# LISTING

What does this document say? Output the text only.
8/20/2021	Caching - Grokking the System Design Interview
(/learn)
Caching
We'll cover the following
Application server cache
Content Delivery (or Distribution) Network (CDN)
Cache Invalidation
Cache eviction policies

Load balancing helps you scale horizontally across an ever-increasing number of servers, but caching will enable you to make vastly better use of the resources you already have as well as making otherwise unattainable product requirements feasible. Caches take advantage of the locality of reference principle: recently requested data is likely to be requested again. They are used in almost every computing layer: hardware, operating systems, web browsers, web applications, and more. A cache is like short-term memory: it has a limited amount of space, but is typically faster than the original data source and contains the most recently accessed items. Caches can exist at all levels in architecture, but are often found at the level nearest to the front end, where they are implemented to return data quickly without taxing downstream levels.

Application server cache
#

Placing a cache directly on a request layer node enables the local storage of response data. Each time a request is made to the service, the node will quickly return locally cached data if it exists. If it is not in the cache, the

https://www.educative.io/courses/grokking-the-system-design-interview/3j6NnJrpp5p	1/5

# EXERCISE
Find the lines with the string "return" and reproduce them.

# RESPONSE TO THE TASK
Load balancing helps you scale horizontally across an ever-increasing number of servers, but caching will enable you to make vastly better use of the resources you already have as well as making otherwise unattainable product requirements feasible. Caches take advantage of the locality of reference principle: recently requested data is likely to be requested again. They are used in almost every computing layer: hardware, operating systems, web browsers, web applications, and more. A cache is like short-term memory: it has a limited amount of space, but is typically faster than the original data source and contains the most recently accessed items. Caches can exist at all levels in architecture, but are often found at the level nearest to the front end, where they are implemented to return data quickly without taxing downstream levels.
Placing a cache directly on a request layer node enables the local storage of response data. Each time a request is made to the service, the node will quickly return locally cached data if it exists. If it is not in the cache, the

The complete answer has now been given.